### PROBLEM REQUIREMENTS:
Pull each line holding "office" out of the entries below.

── DATA SHOWN ──

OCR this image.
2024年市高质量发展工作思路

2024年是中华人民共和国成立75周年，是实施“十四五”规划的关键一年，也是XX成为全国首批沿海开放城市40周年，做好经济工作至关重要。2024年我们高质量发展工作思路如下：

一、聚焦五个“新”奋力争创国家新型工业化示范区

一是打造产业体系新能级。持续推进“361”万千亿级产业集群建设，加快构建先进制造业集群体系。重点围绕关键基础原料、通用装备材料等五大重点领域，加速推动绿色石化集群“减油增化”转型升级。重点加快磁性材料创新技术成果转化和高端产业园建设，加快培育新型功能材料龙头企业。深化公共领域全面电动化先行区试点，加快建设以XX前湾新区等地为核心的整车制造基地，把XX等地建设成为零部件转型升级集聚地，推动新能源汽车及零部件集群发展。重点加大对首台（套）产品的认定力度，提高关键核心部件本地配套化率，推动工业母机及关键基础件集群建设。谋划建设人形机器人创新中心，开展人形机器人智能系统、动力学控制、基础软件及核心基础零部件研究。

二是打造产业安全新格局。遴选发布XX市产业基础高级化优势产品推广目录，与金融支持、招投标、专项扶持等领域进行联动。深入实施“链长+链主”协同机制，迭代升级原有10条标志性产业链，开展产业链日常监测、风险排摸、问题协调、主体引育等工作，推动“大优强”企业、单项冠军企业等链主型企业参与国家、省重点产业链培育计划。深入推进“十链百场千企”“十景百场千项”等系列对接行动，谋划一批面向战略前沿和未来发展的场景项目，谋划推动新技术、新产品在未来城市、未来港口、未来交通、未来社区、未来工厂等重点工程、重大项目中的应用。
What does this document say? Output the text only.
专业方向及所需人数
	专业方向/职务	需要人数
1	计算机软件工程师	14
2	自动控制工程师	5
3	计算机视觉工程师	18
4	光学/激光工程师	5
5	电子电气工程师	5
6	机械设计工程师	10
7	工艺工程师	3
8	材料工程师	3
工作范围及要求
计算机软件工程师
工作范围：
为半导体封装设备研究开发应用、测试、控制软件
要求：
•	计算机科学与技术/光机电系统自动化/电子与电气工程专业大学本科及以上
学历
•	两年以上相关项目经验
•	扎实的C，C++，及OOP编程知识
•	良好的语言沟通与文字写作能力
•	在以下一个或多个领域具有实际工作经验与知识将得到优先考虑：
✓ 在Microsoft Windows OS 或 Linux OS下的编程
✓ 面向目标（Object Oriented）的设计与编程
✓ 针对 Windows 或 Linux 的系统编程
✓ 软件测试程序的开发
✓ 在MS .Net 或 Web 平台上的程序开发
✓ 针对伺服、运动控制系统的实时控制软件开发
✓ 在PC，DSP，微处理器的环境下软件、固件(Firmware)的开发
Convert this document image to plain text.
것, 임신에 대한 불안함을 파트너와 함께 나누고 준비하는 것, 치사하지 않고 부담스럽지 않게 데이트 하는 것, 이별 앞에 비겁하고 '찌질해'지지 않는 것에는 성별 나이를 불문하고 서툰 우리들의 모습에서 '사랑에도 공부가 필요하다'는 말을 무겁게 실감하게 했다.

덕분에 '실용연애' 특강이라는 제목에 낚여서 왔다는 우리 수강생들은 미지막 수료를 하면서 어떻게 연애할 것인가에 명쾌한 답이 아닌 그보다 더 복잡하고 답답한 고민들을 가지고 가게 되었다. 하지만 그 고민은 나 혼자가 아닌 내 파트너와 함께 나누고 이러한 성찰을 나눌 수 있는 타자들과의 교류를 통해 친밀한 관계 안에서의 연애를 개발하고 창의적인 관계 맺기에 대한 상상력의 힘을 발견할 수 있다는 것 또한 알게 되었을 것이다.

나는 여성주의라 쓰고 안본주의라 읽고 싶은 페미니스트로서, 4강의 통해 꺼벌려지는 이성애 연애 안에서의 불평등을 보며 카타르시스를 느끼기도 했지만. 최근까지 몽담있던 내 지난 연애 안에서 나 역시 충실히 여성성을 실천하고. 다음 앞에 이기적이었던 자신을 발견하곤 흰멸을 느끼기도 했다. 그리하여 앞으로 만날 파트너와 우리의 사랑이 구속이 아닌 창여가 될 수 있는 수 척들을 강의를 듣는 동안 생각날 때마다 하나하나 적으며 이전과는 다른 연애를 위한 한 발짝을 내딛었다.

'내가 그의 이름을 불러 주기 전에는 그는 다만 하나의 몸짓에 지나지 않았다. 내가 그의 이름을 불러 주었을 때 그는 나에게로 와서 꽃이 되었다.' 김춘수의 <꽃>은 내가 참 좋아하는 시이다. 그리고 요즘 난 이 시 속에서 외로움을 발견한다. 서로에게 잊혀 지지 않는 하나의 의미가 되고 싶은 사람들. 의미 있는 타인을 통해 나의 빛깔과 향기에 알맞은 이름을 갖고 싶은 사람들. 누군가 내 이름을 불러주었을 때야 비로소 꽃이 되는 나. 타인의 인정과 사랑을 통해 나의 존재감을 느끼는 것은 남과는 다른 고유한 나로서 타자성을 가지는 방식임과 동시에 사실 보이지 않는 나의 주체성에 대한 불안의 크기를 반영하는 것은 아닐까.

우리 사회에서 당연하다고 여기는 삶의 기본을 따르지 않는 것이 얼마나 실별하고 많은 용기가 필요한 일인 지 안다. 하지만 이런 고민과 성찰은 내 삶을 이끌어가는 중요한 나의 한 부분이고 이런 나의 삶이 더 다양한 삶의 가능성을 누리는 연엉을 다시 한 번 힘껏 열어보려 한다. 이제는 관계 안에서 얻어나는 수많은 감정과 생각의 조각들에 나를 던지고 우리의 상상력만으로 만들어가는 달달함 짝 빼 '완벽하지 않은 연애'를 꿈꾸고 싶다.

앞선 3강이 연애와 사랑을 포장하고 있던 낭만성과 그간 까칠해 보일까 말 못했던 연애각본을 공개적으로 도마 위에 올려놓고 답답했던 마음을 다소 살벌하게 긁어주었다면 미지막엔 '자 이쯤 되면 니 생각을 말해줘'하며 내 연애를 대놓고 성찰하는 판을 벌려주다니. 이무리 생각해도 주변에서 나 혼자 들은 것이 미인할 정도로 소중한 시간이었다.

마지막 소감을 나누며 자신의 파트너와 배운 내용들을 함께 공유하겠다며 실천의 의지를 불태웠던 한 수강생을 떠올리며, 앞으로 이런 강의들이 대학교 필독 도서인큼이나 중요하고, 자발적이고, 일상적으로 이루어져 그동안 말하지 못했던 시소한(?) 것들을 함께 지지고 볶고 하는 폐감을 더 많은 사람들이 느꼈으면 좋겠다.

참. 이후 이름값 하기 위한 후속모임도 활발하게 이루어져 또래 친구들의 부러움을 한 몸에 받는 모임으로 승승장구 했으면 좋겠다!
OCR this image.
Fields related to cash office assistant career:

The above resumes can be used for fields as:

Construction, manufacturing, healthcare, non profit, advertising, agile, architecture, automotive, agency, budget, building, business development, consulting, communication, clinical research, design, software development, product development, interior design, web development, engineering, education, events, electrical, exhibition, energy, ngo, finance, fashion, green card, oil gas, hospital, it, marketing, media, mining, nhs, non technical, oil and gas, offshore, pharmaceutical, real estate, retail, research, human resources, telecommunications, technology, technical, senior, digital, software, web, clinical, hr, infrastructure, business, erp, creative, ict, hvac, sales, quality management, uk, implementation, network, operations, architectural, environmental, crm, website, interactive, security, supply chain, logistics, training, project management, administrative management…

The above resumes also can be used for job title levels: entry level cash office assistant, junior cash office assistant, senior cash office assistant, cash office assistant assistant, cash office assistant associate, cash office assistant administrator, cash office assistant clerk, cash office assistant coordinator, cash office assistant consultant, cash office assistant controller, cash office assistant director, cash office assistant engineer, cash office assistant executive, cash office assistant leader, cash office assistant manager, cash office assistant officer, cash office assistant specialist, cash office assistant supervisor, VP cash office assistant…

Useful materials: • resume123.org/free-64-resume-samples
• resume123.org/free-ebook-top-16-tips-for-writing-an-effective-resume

───

### WRITTEN ANSWER:
Fields related to cash office assistant career:
The above resumes also can be used for job title levels: entry level cash office assistant, junior cash office assistant, senior cash office assistant, cash office assistant assistant, cash office assistant associate, cash office assistant administrator, cash office assistant clerk, cash office assistant coordinator, cash office assistant consultant, cash office assistant controller, cash office assistant director, cash office assistant engineer, cash office assistant executive, cash office assistant leader, cash office assistant manager, cash office assistant officer, cash office assistant specialist, cash office assistant supervisor, VP cash office assistant…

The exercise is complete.